Stored dataset items:
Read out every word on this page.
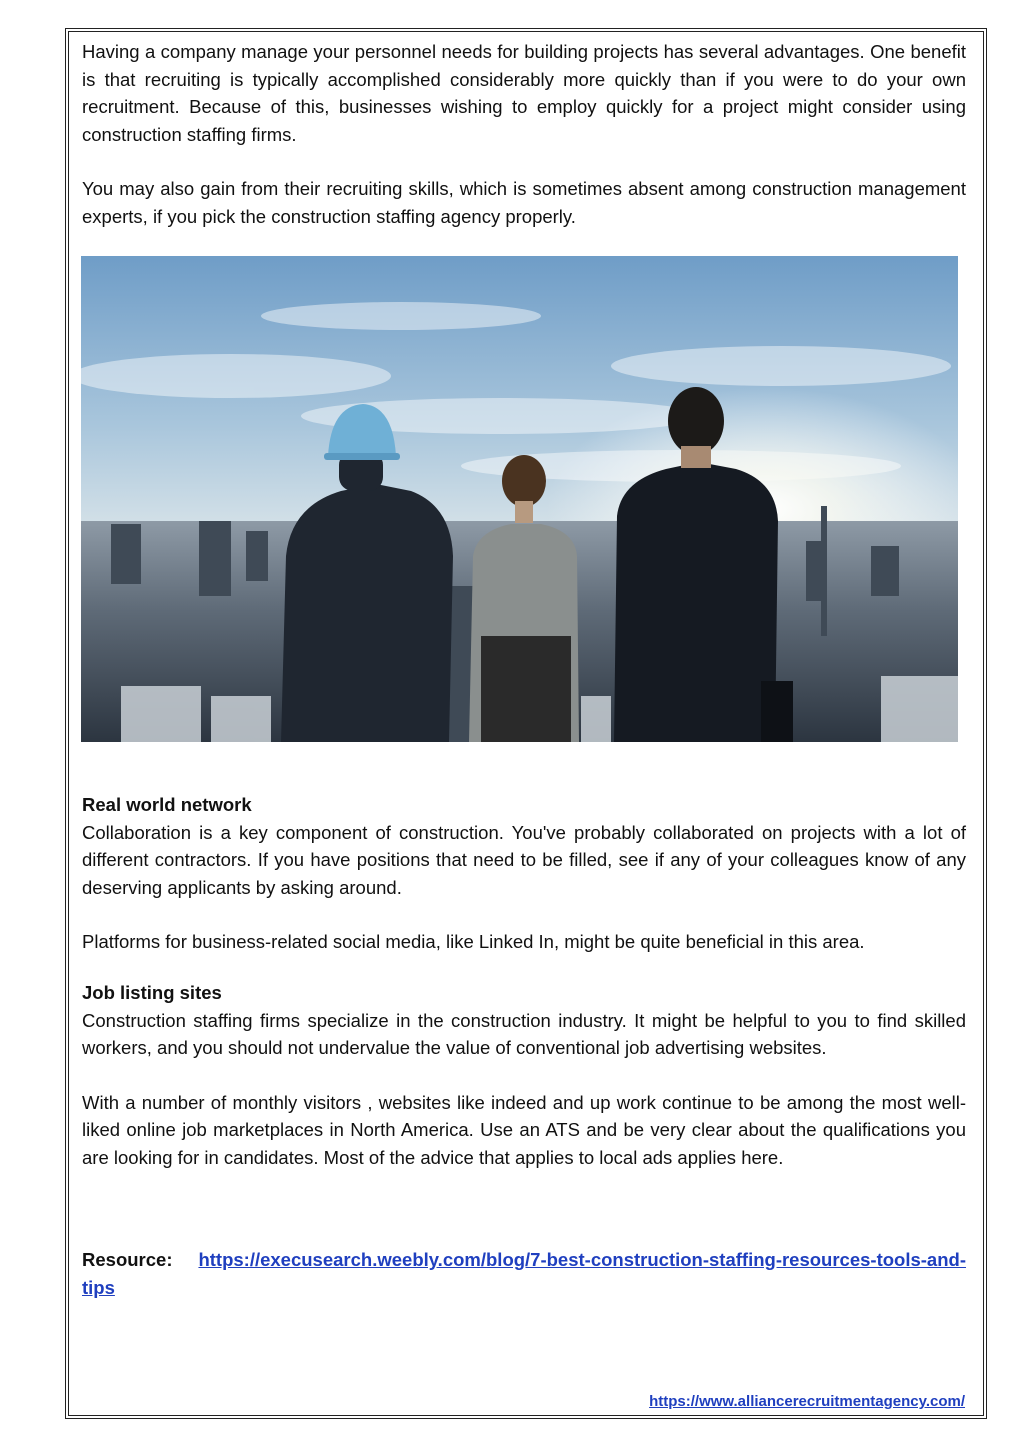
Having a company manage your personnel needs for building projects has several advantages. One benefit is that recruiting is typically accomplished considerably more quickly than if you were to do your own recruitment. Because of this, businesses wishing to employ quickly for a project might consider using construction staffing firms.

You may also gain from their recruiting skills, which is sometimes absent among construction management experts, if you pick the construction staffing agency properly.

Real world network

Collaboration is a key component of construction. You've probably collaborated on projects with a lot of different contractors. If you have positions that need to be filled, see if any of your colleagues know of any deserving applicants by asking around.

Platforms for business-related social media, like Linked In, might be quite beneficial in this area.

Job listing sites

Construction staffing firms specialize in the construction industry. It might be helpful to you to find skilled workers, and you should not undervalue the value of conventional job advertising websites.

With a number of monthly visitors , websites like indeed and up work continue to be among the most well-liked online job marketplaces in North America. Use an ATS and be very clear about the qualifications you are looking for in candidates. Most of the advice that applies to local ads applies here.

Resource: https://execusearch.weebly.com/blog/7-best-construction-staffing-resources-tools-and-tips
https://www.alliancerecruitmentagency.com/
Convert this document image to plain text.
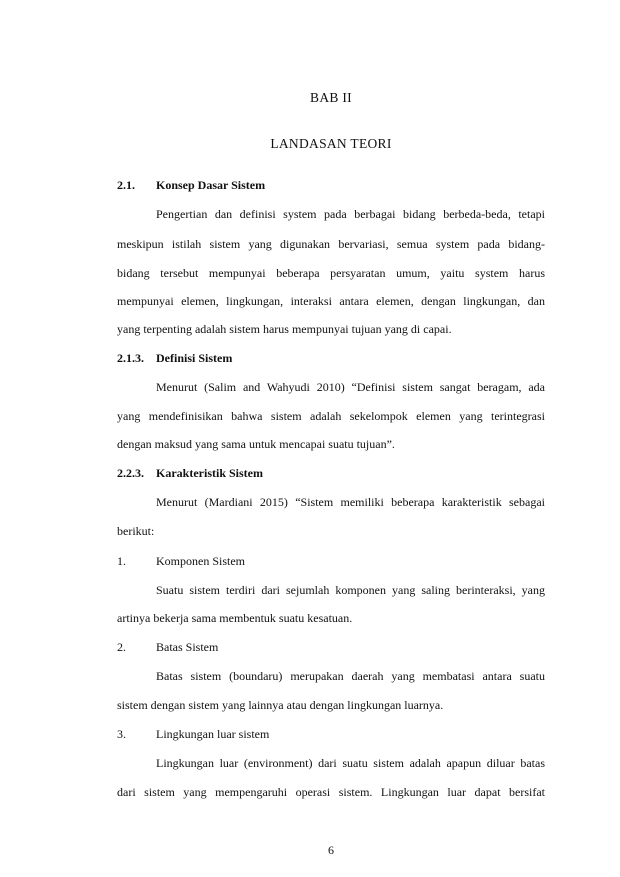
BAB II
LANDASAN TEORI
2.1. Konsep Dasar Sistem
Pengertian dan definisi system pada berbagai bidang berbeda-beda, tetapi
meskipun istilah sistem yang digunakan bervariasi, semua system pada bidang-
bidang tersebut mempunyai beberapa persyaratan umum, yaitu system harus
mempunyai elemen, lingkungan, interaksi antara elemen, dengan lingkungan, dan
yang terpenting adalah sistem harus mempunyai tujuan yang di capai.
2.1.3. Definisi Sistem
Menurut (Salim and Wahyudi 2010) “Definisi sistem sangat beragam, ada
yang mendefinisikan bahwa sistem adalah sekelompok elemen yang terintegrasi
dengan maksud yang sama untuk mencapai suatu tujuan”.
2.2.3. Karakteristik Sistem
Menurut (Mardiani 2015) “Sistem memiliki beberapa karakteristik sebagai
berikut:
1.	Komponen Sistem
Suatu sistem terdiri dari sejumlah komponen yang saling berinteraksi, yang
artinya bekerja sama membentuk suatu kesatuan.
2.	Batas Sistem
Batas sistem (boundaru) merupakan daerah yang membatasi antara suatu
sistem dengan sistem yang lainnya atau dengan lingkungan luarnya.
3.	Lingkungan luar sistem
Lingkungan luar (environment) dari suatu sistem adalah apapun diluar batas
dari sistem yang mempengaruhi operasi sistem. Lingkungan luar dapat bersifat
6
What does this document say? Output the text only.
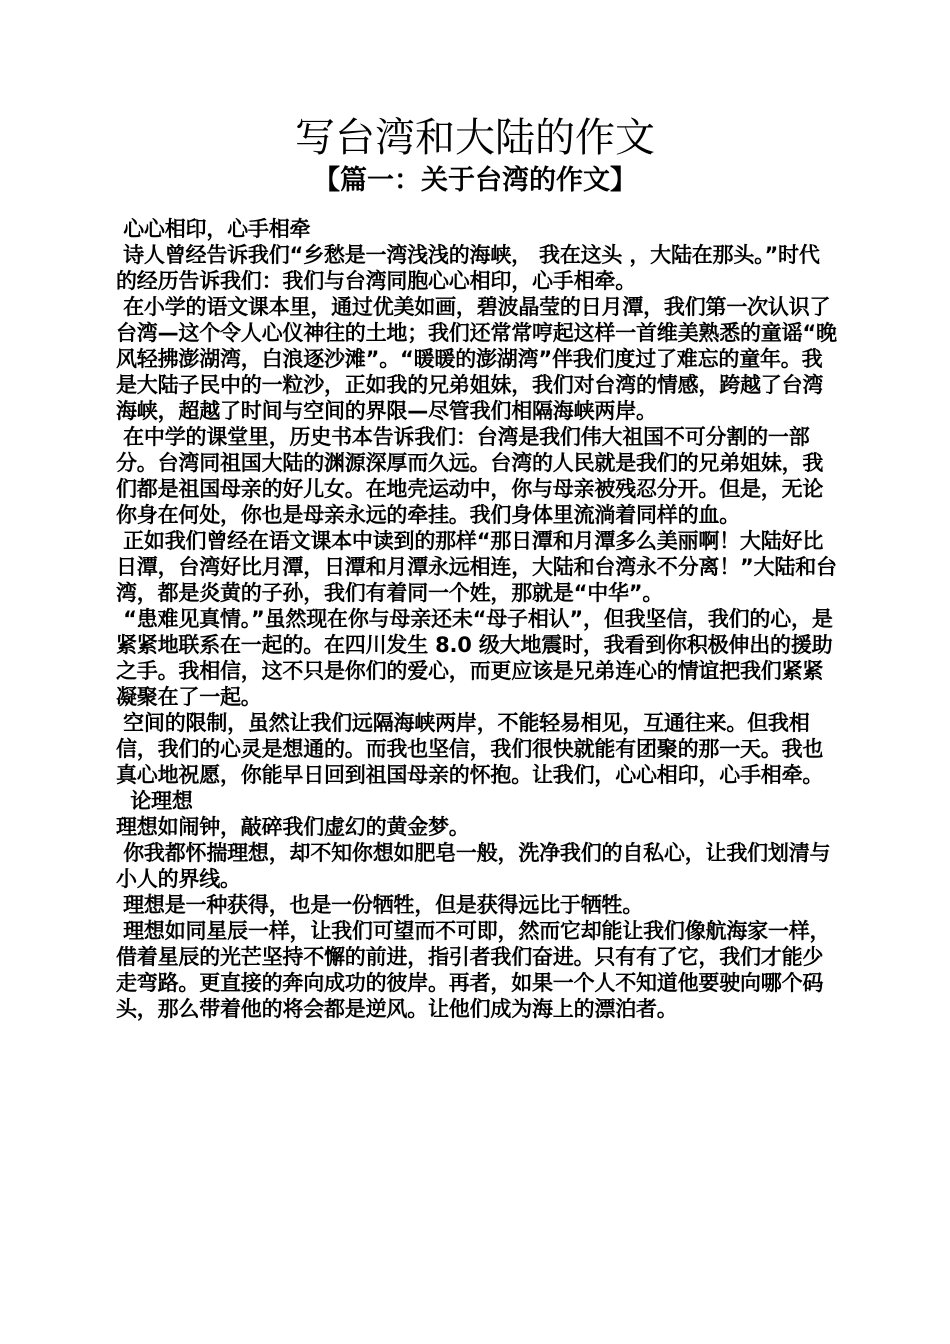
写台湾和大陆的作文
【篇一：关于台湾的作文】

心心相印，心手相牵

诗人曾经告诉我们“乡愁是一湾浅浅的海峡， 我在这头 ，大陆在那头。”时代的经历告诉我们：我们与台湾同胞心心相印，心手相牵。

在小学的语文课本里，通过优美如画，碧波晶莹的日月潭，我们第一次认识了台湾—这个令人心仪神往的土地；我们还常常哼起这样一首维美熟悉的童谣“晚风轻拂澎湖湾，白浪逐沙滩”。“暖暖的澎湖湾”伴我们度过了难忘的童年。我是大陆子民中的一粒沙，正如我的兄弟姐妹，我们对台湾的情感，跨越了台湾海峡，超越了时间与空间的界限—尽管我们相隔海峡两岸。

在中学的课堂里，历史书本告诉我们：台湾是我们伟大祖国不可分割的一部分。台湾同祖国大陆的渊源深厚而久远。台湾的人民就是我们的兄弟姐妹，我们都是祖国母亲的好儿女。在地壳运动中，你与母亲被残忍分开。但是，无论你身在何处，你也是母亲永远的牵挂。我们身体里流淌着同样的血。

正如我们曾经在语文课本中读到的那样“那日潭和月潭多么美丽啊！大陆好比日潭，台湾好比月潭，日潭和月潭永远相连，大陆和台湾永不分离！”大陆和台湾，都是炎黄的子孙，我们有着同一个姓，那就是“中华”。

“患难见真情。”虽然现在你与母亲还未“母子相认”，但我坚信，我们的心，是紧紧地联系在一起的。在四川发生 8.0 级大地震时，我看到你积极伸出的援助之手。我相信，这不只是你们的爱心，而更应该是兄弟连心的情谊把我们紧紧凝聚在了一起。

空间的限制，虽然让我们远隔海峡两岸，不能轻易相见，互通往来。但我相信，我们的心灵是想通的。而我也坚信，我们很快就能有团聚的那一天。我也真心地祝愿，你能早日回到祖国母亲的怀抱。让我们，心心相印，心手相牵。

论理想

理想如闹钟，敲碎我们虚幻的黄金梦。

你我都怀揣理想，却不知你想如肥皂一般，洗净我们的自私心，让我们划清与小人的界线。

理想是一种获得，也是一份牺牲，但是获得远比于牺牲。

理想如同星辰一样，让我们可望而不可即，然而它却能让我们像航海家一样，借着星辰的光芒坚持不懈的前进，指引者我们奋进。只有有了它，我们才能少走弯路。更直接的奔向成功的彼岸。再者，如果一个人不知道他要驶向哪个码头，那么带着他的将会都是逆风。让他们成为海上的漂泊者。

## [Exercise objective]
Each line above that includes "Menurut" counts once; state the total and nothing more.

## [Finished task]
2